Data:
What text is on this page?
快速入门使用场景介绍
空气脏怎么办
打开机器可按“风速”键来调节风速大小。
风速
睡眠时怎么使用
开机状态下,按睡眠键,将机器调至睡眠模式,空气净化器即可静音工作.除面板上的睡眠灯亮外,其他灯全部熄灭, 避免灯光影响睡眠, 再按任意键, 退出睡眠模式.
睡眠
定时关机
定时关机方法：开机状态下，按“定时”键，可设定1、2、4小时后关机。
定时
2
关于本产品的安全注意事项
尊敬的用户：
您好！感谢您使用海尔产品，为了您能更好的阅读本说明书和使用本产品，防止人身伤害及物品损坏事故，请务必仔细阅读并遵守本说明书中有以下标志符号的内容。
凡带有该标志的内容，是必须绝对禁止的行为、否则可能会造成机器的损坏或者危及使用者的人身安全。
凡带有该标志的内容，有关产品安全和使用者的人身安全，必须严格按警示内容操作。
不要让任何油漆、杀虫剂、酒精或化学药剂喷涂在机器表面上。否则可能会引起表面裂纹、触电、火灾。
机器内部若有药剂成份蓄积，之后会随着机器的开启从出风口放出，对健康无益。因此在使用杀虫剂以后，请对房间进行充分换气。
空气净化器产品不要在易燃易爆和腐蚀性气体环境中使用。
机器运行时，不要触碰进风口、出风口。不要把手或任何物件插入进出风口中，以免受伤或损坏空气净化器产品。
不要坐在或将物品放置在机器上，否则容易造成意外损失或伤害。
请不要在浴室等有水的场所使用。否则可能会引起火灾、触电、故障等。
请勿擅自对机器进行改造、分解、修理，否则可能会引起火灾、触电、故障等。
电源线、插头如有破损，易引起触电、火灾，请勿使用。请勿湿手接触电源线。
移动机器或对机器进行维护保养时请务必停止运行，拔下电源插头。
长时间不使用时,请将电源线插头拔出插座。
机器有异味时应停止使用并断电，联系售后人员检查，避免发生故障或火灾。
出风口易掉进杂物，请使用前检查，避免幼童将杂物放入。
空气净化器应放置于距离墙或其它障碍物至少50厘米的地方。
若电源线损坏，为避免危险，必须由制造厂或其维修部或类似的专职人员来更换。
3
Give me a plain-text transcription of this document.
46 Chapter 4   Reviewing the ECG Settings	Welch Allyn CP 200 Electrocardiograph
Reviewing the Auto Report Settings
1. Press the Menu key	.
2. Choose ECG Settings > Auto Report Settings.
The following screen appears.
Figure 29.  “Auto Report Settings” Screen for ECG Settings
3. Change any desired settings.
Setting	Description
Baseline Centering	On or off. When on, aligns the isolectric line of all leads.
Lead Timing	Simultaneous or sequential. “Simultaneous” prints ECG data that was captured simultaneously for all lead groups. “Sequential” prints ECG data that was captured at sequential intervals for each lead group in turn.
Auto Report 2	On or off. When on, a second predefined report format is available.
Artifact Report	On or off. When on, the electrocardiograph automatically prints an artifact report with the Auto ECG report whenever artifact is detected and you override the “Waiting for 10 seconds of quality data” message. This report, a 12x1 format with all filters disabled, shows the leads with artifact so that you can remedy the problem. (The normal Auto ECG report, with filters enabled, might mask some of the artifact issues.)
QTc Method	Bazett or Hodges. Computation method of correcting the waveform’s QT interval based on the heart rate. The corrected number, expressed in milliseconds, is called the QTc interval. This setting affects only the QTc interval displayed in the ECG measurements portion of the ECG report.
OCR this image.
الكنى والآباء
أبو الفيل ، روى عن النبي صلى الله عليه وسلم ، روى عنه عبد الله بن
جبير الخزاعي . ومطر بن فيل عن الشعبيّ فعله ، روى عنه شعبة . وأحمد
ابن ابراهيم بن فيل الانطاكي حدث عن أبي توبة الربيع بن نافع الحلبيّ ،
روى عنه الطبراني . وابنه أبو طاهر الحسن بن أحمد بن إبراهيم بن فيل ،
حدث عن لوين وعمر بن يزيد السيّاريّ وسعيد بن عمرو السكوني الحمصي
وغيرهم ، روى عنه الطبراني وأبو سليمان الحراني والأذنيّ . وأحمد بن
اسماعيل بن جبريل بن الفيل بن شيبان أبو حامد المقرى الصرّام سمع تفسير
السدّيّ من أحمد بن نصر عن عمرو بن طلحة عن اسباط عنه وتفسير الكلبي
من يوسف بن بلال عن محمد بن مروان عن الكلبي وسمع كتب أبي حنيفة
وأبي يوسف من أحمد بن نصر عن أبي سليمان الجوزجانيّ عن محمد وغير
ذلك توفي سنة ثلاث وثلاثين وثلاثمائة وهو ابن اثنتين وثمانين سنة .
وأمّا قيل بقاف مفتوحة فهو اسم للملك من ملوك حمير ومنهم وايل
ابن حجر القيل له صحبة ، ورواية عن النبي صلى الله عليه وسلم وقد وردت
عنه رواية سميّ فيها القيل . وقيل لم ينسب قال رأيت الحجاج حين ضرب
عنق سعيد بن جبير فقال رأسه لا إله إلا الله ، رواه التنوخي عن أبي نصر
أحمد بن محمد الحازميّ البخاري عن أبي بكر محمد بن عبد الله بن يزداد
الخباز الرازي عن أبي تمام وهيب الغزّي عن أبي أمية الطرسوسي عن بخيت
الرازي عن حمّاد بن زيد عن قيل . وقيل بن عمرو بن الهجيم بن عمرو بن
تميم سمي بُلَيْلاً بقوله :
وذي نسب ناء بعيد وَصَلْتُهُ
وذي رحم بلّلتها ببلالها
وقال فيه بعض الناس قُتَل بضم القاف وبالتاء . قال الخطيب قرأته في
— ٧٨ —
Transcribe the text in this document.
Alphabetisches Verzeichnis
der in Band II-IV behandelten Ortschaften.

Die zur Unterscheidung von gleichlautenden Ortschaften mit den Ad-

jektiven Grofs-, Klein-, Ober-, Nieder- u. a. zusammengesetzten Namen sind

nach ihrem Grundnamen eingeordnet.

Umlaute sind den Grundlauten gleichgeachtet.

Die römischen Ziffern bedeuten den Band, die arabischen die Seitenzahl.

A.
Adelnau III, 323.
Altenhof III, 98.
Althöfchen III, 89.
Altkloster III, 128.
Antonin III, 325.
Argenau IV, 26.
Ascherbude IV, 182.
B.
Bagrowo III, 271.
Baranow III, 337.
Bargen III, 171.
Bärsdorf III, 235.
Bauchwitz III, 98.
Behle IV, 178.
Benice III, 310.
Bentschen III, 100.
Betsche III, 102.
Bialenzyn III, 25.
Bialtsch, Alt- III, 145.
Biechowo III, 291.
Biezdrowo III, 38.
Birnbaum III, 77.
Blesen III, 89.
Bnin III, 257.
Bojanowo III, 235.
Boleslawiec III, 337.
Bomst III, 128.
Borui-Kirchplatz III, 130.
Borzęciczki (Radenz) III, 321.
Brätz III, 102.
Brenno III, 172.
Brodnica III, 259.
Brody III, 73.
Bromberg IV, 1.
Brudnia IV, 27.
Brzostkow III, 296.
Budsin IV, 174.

Your objective: Copy out the full set of records precisely, leaving nothing out.

Response to the exercise:
What text is on this page?
快速入门使用场景介绍
空气脏怎么办
打开机器可按“风速”键来调节风速大小。
风速
睡眠时怎么使用
开机状态下,按睡眠键,将机器调至睡眠模式,空气净化器即可静音工作.除面板上的睡眠灯亮外,其他灯全部熄灭, 避免灯光影响睡眠, 再按任意键, 退出睡眠模式.
睡眠
定时关机
定时关机方法：开机状态下，按“定时”键，可设定1、2、4小时后关机。
定时
2
关于本产品的安全注意事项
尊敬的用户：
您好！感谢您使用海尔产品，为了您能更好的阅读本说明书和使用本产品，防止人身伤害及物品损坏事故，请务必仔细阅读并遵守本说明书中有以下标志符号的内容。
凡带有该标志的内容，是必须绝对禁止的行为、否则可能会造成机器的损坏或者危及使用者的人身安全。
凡带有该标志的内容，有关产品安全和使用者的人身安全，必须严格按警示内容操作。
不要让任何油漆、杀虫剂、酒精或化学药剂喷涂在机器表面上。否则可能会引起表面裂纹、触电、火灾。
机器内部若有药剂成份蓄积，之后会随着机器的开启从出风口放出，对健康无益。因此在使用杀虫剂以后，请对房间进行充分换气。
空气净化器产品不要在易燃易爆和腐蚀性气体环境中使用。
机器运行时，不要触碰进风口、出风口。不要把手或任何物件插入进出风口中，以免受伤或损坏空气净化器产品。
不要坐在或将物品放置在机器上，否则容易造成意外损失或伤害。
请不要在浴室等有水的场所使用。否则可能会引起火灾、触电、故障等。
请勿擅自对机器进行改造、分解、修理，否则可能会引起火灾、触电、故障等。
电源线、插头如有破损，易引起触电、火灾，请勿使用。请勿湿手接触电源线。
移动机器或对机器进行维护保养时请务必停止运行，拔下电源插头。
长时间不使用时,请将电源线插头拔出插座。
机器有异味时应停止使用并断电，联系售后人员检查，避免发生故障或火灾。
出风口易掉进杂物，请使用前检查，避免幼童将杂物放入。
空气净化器应放置于距离墙或其它障碍物至少50厘米的地方。
若电源线损坏，为避免危险，必须由制造厂或其维修部或类似的专职人员来更换。
3
Give me a plain-text transcription of this document.
46 Chapter 4   Reviewing the ECG Settings	Welch Allyn CP 200 Electrocardiograph
Reviewing the Auto Report Settings
1. Press the Menu key	.
2. Choose ECG Settings > Auto Report Settings.
The following screen appears.
Figure 29.  “Auto Report Settings” Screen for ECG Settings
3. Change any desired settings.
Setting	Description
Baseline Centering	On or off. When on, aligns the isolectric line of all leads.
Lead Timing	Simultaneous or sequential. “Simultaneous” prints ECG data that was captured simultaneously for all lead groups. “Sequential” prints ECG data that was captured at sequential intervals for each lead group in turn.
Auto Report 2	On or off. When on, a second predefined report format is available.
Artifact Report	On or off. When on, the electrocardiograph automatically prints an artifact report with the Auto ECG report whenever artifact is detected and you override the “Waiting for 10 seconds of quality data” message. This report, a 12x1 format with all filters disabled, shows the leads with artifact so that you can remedy the problem. (The normal Auto ECG report, with filters enabled, might mask some of the artifact issues.)
QTc Method	Bazett or Hodges. Computation method of correcting the waveform’s QT interval based on the heart rate. The corrected number, expressed in milliseconds, is called the QTc interval. This setting affects only the QTc interval displayed in the ECG measurements portion of the ECG report.
OCR this image.
الكنى والآباء
أبو الفيل ، روى عن النبي صلى الله عليه وسلم ، روى عنه عبد الله بن
جبير الخزاعي . ومطر بن فيل عن الشعبيّ فعله ، روى عنه شعبة . وأحمد
ابن ابراهيم بن فيل الانطاكي حدث عن أبي توبة الربيع بن نافع الحلبيّ ،
روى عنه الطبراني . وابنه أبو طاهر الحسن بن أحمد بن إبراهيم بن فيل ،
حدث عن لوين وعمر بن يزيد السيّاريّ وسعيد بن عمرو السكوني الحمصي
وغيرهم ، روى عنه الطبراني وأبو سليمان الحراني والأذنيّ . وأحمد بن
اسماعيل بن جبريل بن الفيل بن شيبان أبو حامد المقرى الصرّام سمع تفسير
السدّيّ من أحمد بن نصر عن عمرو بن طلحة عن اسباط عنه وتفسير الكلبي
من يوسف بن بلال عن محمد بن مروان عن الكلبي وسمع كتب أبي حنيفة
وأبي يوسف من أحمد بن نصر عن أبي سليمان الجوزجانيّ عن محمد وغير
ذلك توفي سنة ثلاث وثلاثين وثلاثمائة وهو ابن اثنتين وثمانين سنة .
وأمّا قيل بقاف مفتوحة فهو اسم للملك من ملوك حمير ومنهم وايل
ابن حجر القيل له صحبة ، ورواية عن النبي صلى الله عليه وسلم وقد وردت
عنه رواية سميّ فيها القيل . وقيل لم ينسب قال رأيت الحجاج حين ضرب
عنق سعيد بن جبير فقال رأسه لا إله إلا الله ، رواه التنوخي عن أبي نصر
أحمد بن محمد الحازميّ البخاري عن أبي بكر محمد بن عبد الله بن يزداد
الخباز الرازي عن أبي تمام وهيب الغزّي عن أبي أمية الطرسوسي عن بخيت
الرازي عن حمّاد بن زيد عن قيل . وقيل بن عمرو بن الهجيم بن عمرو بن
تميم سمي بُلَيْلاً بقوله :
وذي نسب ناء بعيد وَصَلْتُهُ
وذي رحم بلّلتها ببلالها
وقال فيه بعض الناس قُتَل بضم القاف وبالتاء . قال الخطيب قرأته في
— ٧٨ —
Transcribe the text in this document.
Alphabetisches Verzeichnis
der in Band II-IV behandelten Ortschaften.

Die zur Unterscheidung von gleichlautenden Ortschaften mit den Ad-

jektiven Grofs-, Klein-, Ober-, Nieder- u. a. zusammengesetzten Namen sind

nach ihrem Grundnamen eingeordnet.

Umlaute sind den Grundlauten gleichgeachtet.

Die römischen Ziffern bedeuten den Band, die arabischen die Seitenzahl.

A.
Adelnau III, 323.
Altenhof III, 98.
Althöfchen III, 89.
Altkloster III, 128.
Antonin III, 325.
Argenau IV, 26.
Ascherbude IV, 182.
B.
Bagrowo III, 271.
Baranow III, 337.
Bargen III, 171.
Bärsdorf III, 235.
Bauchwitz III, 98.
Behle IV, 178.
Benice III, 310.
Bentschen III, 100.
Betsche III, 102.
Bialenzyn III, 25.
Bialtsch, Alt- III, 145.
Biechowo III, 291.
Biezdrowo III, 38.
Birnbaum III, 77.
Blesen III, 89.
Bnin III, 257.
Bojanowo III, 235.
Boleslawiec III, 337.
Bomst III, 128.
Borui-Kirchplatz III, 130.
Borzęciczki (Radenz) III, 321.
Brätz III, 102.
Brenno III, 172.
Brodnica III, 259.
Brody III, 73.
Bromberg IV, 1.
Brudnia IV, 27.
Brzostkow III, 296.
Budsin IV, 174.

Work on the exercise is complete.